Dataset entries on figures
┏━━
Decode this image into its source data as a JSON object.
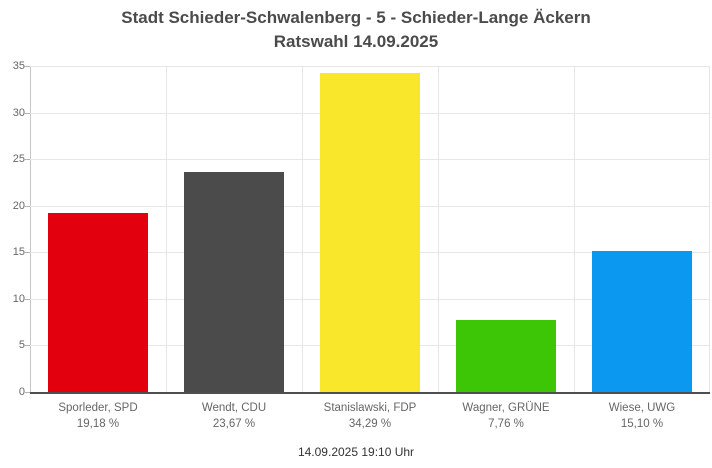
{
  "chart_data": {
    "type": "bar",
    "title": "Stadt Schieder-Schwalenberg - 5 - Schieder-Lange Äckern",
    "subtitle": "Ratswahl 14.09.2025",
    "categories": [
      "Sporleder, SPD",
      "Wendt, CDU",
      "Stanislawski, FDP",
      "Wagner, GRÜNE",
      "Wiese, UWG"
    ],
    "values": [
      19.18,
      23.67,
      34.29,
      7.76,
      15.1
    ],
    "value_labels": [
      "19,18 %",
      "23,67 %",
      "34,29 %",
      "7,76 %",
      "15,10 %"
    ],
    "bar_colors": [
      "#e2000f",
      "#4b4b4b",
      "#f9e72c",
      "#3cc605",
      "#0a98f0"
    ],
    "ylim": [
      0,
      35
    ],
    "yticks": [
      0,
      5,
      10,
      15,
      20,
      25,
      30,
      35
    ],
    "xlabel": "",
    "ylabel": "",
    "grid": true,
    "legend": "none",
    "footer": "14.09.2025 19:10 Uhr"
  },
  "colors": {
    "title_text": "#4b4b4b",
    "axis_text": "#666666",
    "footer_text": "#333333",
    "gridline": "#e6e6e6",
    "axis_line": "#4f4f4f"
  }
}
┗━━
Above are records with pictures; repeat the records exactly and leave the pictures out.

### Solution to this problem
Decode this image into its source data as a JSON object.
{
  "chart_data": {
    "type": "bar",
    "title": "Stadt Schieder-Schwalenberg - 5 - Schieder-Lange Äckern",
    "subtitle": "Ratswahl 14.09.2025",
    "categories": [
      "Sporleder, SPD",
      "Wendt, CDU",
      "Stanislawski, FDP",
      "Wagner, GRÜNE",
      "Wiese, UWG"
    ],
    "values": [
      19.18,
      23.67,
      34.29,
      7.76,
      15.1
    ],
    "value_labels": [
      "19,18 %",
      "23,67 %",
      "34,29 %",
      "7,76 %",
      "15,10 %"
    ],
    "bar_colors": [
      "#e2000f",
      "#4b4b4b",
      "#f9e72c",
      "#3cc605",
      "#0a98f0"
    ],
    "ylim": [
      0,
      35
    ],
    "yticks": [
      0,
      5,
      10,
      15,
      20,
      25,
      30,
      35
    ],
    "xlabel": "",
    "ylabel": "",
    "grid": true,
    "legend": "none",
    "footer": "14.09.2025 19:10 Uhr"
  },
  "colors": {
    "title_text": "#4b4b4b",
    "axis_text": "#666666",
    "footer_text": "#333333",
    "gridline": "#e6e6e6",
    "axis_line": "#4f4f4f"
  }
}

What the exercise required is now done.